Records excerpted from a collection:

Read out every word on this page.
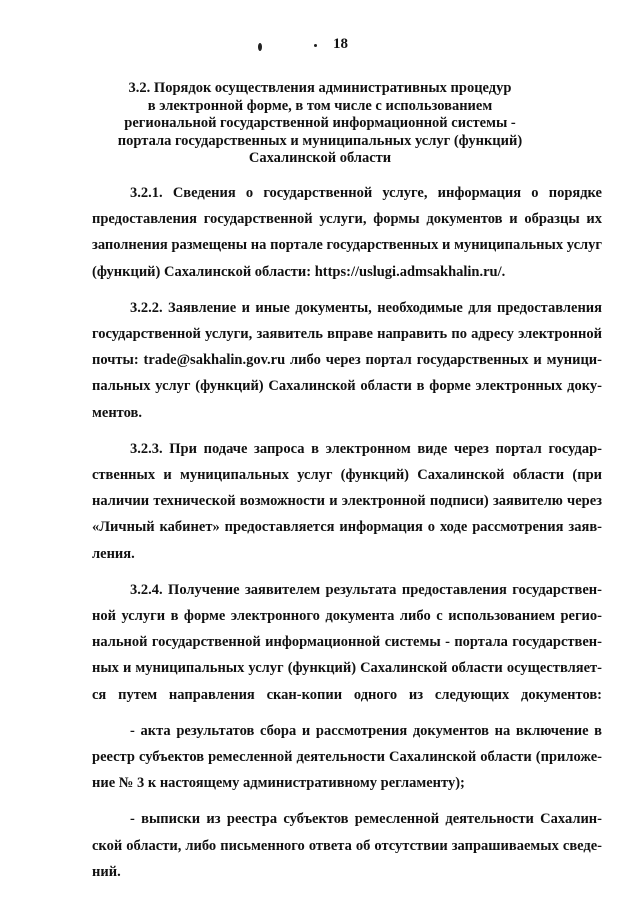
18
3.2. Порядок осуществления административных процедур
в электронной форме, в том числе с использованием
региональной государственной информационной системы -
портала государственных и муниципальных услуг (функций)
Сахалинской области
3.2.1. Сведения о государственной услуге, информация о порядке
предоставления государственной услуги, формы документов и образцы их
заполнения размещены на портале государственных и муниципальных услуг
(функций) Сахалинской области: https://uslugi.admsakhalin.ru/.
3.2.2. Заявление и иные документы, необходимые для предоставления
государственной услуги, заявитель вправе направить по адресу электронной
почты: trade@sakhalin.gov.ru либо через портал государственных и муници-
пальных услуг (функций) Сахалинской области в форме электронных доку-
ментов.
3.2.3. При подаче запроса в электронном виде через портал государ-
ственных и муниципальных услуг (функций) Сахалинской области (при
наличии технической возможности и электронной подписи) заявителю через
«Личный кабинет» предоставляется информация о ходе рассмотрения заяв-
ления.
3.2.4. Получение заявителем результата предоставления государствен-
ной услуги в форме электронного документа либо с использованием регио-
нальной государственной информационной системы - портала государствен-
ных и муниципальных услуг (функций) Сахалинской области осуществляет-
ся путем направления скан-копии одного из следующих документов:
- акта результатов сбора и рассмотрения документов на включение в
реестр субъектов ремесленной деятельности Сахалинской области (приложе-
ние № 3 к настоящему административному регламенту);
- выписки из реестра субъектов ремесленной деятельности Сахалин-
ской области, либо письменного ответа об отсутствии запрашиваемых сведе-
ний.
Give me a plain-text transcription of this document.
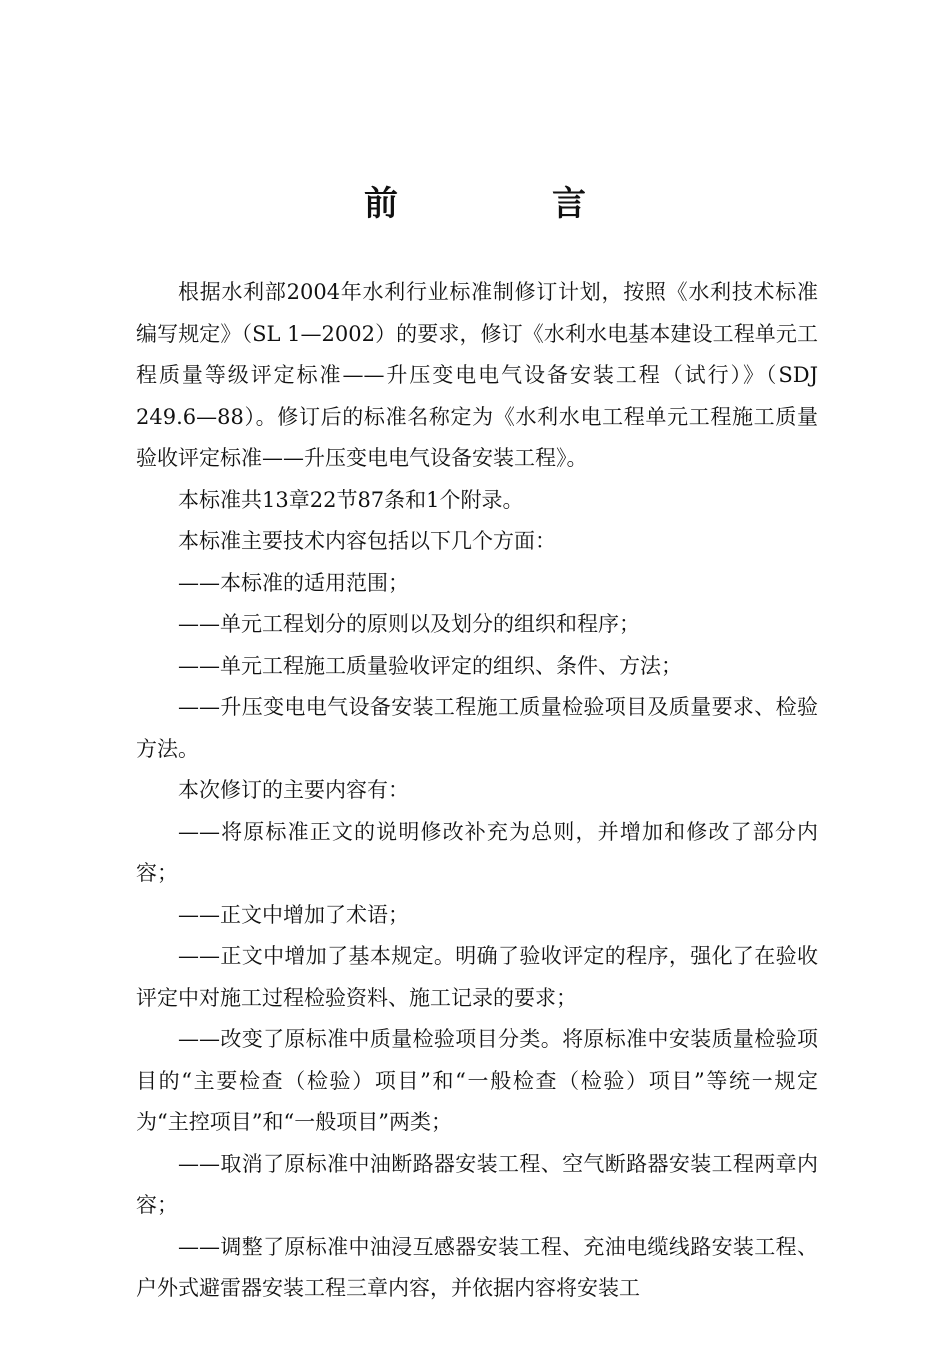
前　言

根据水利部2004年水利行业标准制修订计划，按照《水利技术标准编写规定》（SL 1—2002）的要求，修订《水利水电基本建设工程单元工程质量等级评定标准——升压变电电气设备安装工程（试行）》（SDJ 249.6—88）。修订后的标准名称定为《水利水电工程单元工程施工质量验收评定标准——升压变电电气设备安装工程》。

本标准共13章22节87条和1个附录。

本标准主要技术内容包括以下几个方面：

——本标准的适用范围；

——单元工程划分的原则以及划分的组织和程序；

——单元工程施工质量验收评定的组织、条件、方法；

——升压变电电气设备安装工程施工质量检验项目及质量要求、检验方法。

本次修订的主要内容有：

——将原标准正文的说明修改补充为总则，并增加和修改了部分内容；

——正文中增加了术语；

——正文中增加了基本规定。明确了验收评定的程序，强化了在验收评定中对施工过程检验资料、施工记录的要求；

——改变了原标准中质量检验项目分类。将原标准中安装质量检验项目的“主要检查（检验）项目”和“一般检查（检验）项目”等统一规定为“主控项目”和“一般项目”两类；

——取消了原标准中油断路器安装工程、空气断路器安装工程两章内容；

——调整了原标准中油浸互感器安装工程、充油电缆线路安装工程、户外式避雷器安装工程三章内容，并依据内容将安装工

==

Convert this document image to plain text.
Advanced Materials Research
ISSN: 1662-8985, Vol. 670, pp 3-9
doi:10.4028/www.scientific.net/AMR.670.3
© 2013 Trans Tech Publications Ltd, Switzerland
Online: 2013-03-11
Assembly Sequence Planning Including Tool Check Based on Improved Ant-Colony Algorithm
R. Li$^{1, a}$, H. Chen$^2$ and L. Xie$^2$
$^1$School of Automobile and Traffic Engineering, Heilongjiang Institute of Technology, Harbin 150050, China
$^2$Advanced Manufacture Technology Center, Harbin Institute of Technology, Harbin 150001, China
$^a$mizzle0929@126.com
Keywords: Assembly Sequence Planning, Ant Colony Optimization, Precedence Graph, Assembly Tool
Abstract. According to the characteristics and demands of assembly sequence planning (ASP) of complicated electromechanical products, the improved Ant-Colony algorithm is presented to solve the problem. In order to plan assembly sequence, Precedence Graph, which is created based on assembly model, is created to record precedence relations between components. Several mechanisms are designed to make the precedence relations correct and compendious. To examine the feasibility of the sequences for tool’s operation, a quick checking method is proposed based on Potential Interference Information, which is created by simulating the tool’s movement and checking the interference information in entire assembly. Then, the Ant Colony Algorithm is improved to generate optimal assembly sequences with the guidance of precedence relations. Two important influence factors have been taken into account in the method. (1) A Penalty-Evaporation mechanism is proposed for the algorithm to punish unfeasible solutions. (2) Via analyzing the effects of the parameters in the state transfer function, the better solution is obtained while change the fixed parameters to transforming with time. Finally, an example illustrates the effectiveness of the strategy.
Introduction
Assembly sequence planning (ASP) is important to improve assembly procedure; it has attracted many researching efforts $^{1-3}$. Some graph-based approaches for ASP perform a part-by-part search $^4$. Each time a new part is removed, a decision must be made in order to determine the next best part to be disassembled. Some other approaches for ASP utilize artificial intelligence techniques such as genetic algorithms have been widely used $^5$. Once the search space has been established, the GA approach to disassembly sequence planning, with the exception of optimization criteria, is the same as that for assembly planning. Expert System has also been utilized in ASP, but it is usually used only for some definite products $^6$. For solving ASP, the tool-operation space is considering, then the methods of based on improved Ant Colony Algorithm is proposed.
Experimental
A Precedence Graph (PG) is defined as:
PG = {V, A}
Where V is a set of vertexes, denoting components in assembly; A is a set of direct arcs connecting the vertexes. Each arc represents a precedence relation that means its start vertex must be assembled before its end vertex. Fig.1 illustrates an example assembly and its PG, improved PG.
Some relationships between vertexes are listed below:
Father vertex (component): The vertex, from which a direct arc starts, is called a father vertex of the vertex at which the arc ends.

Exercise goal
Tally the lines of the records holding the word "that", then state only the tally.

The response
2